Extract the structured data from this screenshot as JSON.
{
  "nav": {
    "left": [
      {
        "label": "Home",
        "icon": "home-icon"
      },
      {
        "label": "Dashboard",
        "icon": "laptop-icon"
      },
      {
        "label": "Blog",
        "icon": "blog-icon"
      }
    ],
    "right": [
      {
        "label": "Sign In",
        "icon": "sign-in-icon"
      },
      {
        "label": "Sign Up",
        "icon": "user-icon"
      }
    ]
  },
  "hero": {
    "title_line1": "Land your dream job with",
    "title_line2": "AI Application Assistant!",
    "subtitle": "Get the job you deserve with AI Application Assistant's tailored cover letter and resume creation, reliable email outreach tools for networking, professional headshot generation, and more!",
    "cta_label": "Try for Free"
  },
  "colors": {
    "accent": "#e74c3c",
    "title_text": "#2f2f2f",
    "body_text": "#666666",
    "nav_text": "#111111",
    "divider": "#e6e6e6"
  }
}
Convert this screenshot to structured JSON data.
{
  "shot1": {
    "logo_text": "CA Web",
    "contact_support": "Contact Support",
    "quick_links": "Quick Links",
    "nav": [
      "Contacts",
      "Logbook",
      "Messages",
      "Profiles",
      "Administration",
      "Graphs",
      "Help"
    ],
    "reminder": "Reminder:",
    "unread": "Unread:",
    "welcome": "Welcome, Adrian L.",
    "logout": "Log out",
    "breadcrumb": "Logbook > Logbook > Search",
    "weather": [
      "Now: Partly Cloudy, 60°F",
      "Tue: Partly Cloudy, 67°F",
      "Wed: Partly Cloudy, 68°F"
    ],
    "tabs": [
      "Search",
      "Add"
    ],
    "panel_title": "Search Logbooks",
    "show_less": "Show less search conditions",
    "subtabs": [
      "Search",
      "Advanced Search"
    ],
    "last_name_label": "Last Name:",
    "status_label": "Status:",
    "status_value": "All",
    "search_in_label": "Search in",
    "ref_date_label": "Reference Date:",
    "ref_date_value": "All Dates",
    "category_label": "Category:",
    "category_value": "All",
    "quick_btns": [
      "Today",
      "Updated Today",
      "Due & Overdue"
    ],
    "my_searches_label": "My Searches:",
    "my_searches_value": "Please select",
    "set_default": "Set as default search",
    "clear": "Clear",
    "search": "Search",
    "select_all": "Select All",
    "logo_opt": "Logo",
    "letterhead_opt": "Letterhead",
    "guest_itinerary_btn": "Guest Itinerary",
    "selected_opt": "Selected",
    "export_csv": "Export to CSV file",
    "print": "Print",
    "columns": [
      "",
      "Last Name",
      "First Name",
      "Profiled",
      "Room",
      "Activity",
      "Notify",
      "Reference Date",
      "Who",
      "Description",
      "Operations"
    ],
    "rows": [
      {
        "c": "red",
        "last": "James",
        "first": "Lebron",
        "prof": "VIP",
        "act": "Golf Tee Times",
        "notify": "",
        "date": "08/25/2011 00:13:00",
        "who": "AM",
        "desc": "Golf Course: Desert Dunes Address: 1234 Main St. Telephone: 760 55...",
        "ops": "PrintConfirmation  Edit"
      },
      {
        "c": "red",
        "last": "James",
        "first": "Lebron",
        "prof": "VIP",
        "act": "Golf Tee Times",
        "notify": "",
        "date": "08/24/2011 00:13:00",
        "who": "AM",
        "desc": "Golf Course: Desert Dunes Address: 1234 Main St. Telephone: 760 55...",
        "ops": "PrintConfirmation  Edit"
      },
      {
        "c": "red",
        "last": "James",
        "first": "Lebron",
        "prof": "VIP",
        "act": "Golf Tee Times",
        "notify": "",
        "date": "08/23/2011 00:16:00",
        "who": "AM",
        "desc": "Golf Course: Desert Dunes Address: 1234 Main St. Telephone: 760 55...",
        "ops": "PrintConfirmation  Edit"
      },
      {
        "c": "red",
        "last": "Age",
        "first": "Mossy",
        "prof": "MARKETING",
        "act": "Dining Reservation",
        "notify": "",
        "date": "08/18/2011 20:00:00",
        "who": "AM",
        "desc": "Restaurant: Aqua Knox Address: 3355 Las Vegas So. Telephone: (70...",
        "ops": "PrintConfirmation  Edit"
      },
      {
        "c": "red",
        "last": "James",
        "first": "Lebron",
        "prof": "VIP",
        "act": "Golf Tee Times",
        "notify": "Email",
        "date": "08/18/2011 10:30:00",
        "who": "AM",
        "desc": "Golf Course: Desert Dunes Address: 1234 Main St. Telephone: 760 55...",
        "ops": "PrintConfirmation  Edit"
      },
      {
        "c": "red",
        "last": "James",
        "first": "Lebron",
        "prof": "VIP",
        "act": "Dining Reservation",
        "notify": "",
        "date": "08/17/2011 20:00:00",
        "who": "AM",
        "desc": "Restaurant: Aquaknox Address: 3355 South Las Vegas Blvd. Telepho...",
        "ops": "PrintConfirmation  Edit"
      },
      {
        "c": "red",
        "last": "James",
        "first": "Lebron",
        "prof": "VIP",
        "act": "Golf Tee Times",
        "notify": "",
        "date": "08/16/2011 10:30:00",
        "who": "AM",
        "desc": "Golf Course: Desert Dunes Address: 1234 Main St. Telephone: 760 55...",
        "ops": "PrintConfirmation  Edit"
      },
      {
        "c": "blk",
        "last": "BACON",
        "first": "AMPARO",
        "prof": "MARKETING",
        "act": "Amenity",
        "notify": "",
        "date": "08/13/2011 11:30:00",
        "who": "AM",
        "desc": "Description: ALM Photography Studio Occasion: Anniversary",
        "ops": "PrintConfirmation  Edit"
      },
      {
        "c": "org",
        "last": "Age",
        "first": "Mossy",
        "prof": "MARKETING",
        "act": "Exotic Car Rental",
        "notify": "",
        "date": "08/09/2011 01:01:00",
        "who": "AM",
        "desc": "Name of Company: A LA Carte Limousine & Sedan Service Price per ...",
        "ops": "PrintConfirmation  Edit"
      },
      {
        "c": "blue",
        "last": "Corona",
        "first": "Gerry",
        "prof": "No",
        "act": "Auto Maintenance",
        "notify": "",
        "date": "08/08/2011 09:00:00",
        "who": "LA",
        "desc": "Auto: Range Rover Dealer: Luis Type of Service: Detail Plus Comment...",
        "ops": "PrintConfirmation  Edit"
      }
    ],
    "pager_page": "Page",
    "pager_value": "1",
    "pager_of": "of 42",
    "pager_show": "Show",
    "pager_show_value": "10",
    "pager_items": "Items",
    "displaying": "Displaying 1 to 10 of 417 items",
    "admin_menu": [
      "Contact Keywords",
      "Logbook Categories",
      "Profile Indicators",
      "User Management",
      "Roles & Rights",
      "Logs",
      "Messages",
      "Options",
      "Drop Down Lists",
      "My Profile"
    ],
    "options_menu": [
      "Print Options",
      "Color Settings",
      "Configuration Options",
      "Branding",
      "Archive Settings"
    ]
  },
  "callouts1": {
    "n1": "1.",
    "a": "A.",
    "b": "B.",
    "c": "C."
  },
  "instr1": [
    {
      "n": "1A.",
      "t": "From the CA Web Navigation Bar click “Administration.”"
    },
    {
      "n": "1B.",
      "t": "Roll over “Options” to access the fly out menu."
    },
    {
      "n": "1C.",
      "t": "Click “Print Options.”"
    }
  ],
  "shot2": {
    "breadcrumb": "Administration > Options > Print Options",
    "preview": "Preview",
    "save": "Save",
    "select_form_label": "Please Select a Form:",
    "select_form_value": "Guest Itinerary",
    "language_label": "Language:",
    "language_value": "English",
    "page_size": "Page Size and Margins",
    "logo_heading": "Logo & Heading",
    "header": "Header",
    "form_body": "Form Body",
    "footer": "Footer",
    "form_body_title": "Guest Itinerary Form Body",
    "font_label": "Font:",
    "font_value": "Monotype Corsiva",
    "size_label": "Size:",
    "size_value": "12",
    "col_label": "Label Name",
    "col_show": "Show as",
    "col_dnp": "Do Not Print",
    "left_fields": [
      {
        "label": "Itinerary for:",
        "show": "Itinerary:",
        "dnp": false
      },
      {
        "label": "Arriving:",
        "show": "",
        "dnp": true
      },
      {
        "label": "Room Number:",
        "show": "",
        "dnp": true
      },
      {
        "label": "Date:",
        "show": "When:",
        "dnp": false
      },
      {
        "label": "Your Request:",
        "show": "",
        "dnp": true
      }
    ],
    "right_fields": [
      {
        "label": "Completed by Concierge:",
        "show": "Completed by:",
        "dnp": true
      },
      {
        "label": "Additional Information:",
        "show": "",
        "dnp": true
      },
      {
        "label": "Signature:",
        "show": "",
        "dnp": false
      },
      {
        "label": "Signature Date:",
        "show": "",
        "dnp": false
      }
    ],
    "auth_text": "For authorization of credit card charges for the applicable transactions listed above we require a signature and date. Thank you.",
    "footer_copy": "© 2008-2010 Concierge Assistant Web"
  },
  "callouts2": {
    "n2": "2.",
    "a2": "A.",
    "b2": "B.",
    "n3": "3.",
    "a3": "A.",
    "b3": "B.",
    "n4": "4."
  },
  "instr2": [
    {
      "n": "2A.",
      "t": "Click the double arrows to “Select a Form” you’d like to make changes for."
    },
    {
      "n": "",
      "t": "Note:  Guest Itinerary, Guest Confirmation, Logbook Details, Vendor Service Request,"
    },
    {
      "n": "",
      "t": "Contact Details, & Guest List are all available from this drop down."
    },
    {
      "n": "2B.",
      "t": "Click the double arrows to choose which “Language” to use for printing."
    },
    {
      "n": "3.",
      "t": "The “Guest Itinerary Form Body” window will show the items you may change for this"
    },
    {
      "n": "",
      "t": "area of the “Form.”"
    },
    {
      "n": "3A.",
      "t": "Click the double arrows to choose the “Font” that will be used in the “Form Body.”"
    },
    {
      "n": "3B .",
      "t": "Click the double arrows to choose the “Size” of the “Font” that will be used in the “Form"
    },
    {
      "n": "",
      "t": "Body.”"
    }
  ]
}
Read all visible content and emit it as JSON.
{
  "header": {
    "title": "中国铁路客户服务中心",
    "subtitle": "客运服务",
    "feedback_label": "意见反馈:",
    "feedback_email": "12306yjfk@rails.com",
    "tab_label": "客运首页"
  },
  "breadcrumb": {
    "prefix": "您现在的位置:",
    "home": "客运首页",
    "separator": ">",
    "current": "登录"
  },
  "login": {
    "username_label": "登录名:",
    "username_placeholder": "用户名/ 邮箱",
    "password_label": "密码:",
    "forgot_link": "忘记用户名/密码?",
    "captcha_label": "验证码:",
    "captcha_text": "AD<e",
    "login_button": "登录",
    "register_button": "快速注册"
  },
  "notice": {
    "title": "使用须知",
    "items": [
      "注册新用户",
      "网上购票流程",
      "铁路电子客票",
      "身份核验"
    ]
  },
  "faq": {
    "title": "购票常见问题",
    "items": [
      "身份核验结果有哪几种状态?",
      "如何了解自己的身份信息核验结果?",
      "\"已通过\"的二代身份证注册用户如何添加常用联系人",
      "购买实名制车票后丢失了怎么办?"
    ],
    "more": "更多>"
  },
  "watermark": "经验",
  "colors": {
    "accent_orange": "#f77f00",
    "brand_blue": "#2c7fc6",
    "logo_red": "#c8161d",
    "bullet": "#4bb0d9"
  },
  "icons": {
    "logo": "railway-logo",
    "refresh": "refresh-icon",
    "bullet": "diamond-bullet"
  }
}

» Written instruction: Repeat word for word each line from the one with "Read all visible content and emit it as JSON." to the end of the records above, inclusive.

» Solution for this exercise:
Read all visible content and emit it as JSON.
{
  "header": {
    "title": "中国铁路客户服务中心",
    "subtitle": "客运服务",
    "feedback_label": "意见反馈:",
    "feedback_email": "12306yjfk@rails.com",
    "tab_label": "客运首页"
  },
  "breadcrumb": {
    "prefix": "您现在的位置:",
    "home": "客运首页",
    "separator": ">",
    "current": "登录"
  },
  "login": {
    "username_label": "登录名:",
    "username_placeholder": "用户名/ 邮箱",
    "password_label": "密码:",
    "forgot_link": "忘记用户名/密码?",
    "captcha_label": "验证码:",
    "captcha_text": "AD<e",
    "login_button": "登录",
    "register_button": "快速注册"
  },
  "notice": {
    "title": "使用须知",
    "items": [
      "注册新用户",
      "网上购票流程",
      "铁路电子客票",
      "身份核验"
    ]
  },
  "faq": {
    "title": "购票常见问题",
    "items": [
      "身份核验结果有哪几种状态?",
      "如何了解自己的身份信息核验结果?",
      "\"已通过\"的二代身份证注册用户如何添加常用联系人",
      "购买实名制车票后丢失了怎么办?"
    ],
    "more": "更多>"
  },
  "watermark": "经验",
  "colors": {
    "accent_orange": "#f77f00",
    "brand_blue": "#2c7fc6",
    "logo_red": "#c8161d",
    "bullet": "#4bb0d9"
  },
  "icons": {
    "logo": "railway-logo",
    "refresh": "refresh-icon",
    "bullet": "diamond-bullet"
  }
}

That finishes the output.